* [Data extracted from a collection]:
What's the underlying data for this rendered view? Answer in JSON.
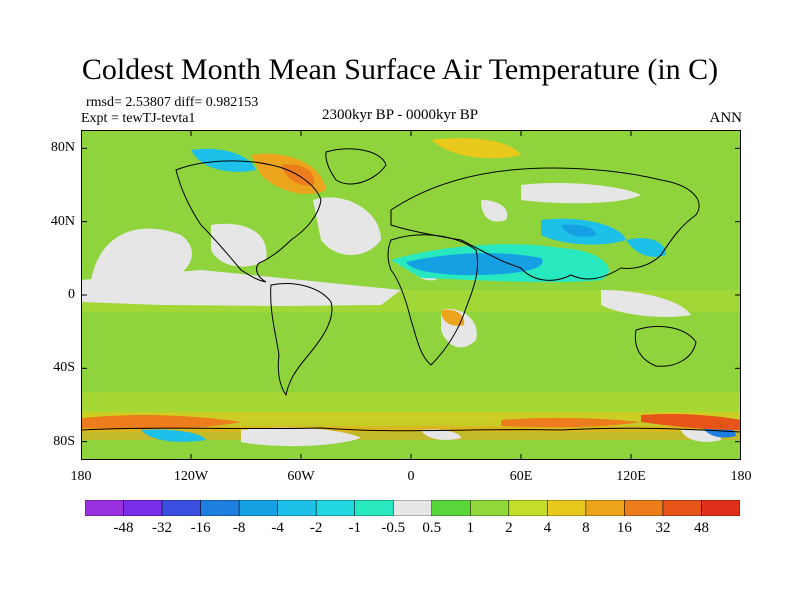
{
  "title": "Coldest Month Mean Surface Air Temperature (in C)",
  "stats": {
    "rmsd_line": "rmsd= 2.53807 diff= 0.982153",
    "expt_line": "Expt = tewTJ-tevta1"
  },
  "period": "2300kyr BP - 0000kyr BP",
  "season": "ANN",
  "axes": {
    "lat_labels": [
      "80N",
      "40N",
      "0",
      "40S",
      "80S"
    ],
    "lat_values": [
      80,
      40,
      0,
      -40,
      -80
    ],
    "lon_labels": [
      "180",
      "120W",
      "60W",
      "0",
      "60E",
      "120E",
      "180"
    ],
    "lon_values": [
      -180,
      -120,
      -60,
      0,
      60,
      120,
      180
    ],
    "lat_range": [
      -90,
      90
    ],
    "lon_range": [
      -180,
      180
    ]
  },
  "colorbar": {
    "labels": [
      "-48",
      "-32",
      "-16",
      "-8",
      "-4",
      "-2",
      "-1",
      "-0.5",
      "0.5",
      "1",
      "2",
      "4",
      "8",
      "16",
      "32",
      "48"
    ],
    "colors": [
      "#9b30e0",
      "#7b2ee8",
      "#3a4fe0",
      "#1f7fe0",
      "#16a0e4",
      "#1cc0e8",
      "#20d8e0",
      "#28e8c0",
      "#e6e6e6",
      "#58d63a",
      "#90d83a",
      "#c4dc2a",
      "#e8c81a",
      "#eca41c",
      "#ec7c1c",
      "#e65418",
      "#e0301a"
    ]
  },
  "map_style": {
    "ocean_base": "#8fd43c",
    "coast_color": "#000000"
  }
}
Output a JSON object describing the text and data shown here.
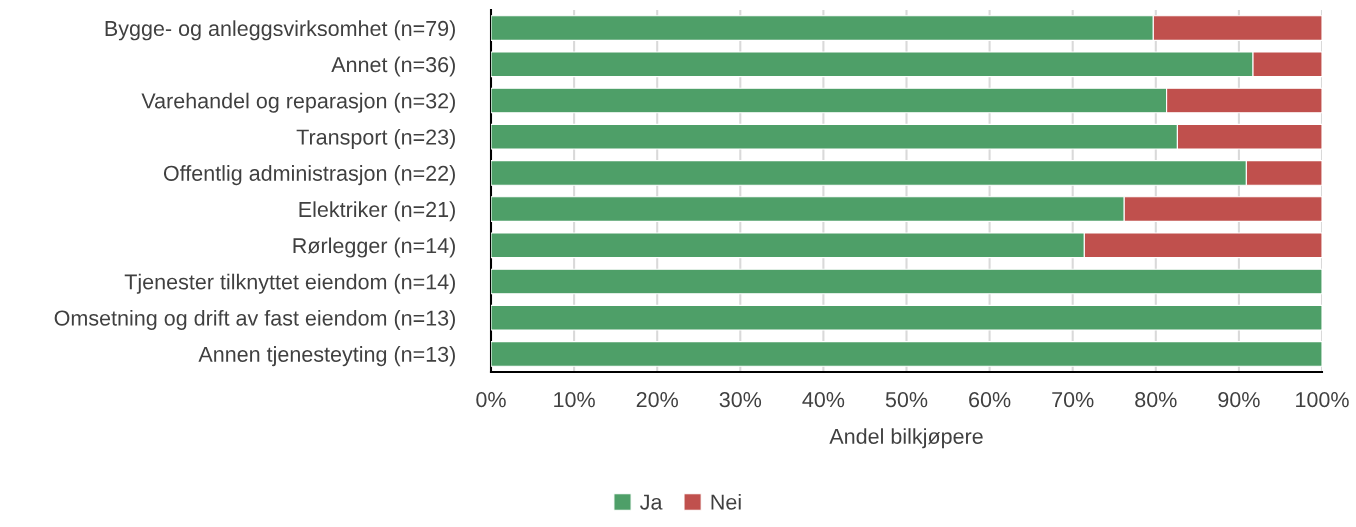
{
  "chart_data": {
    "type": "bar",
    "orientation": "horizontal",
    "stacked": true,
    "categories": [
      "Bygge- og anleggsvirksomhet (n=79)",
      "Annet (n=36)",
      "Varehandel og reparasjon (n=32)",
      "Transport (n=23)",
      "Offentlig administrasjon (n=22)",
      "Elektriker (n=21)",
      "Rørlegger (n=14)",
      "Tjenester tilknyttet eiendom (n=14)",
      "Omsetning og drift av fast eiendom (n=13)",
      "Annen tjenesteyting (n=13)"
    ],
    "series": [
      {
        "name": "Ja",
        "color": "#4e9f68",
        "values": [
          79.7,
          91.7,
          81.3,
          82.6,
          90.9,
          76.2,
          71.4,
          100,
          100,
          100
        ]
      },
      {
        "name": "Nei",
        "color": "#c0504d",
        "values": [
          20.3,
          8.3,
          18.7,
          17.4,
          9.1,
          23.8,
          28.6,
          null,
          null,
          null
        ]
      }
    ],
    "xlabel": "Andel bilkjøpere",
    "xlim": [
      0,
      100
    ],
    "xticks": [
      {
        "value": 0,
        "label": "0%"
      },
      {
        "value": 10,
        "label": "10%"
      },
      {
        "value": 20,
        "label": "20%"
      },
      {
        "value": 30,
        "label": "30%"
      },
      {
        "value": 40,
        "label": "40%"
      },
      {
        "value": 50,
        "label": "50%"
      },
      {
        "value": 60,
        "label": "60%"
      },
      {
        "value": 70,
        "label": "70%"
      },
      {
        "value": 80,
        "label": "80%"
      },
      {
        "value": 90,
        "label": "90%"
      },
      {
        "value": 100,
        "label": "100%"
      }
    ],
    "grid": "x",
    "legend": "bottom"
  }
}
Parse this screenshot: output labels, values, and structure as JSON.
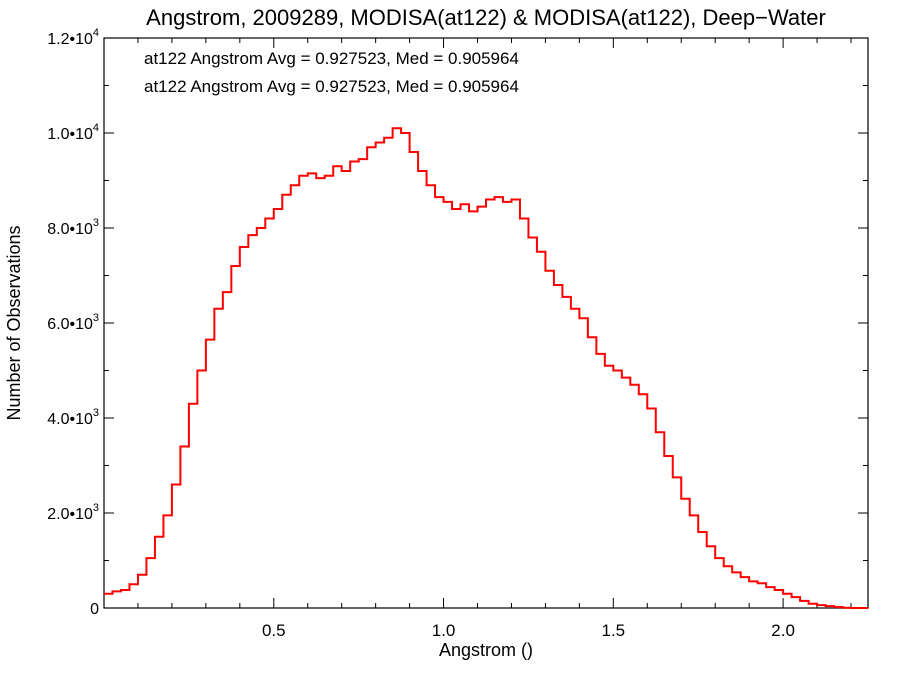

* [Stated problem]:
Write only the number of lines that include "this".

* [Exercise solution]:
2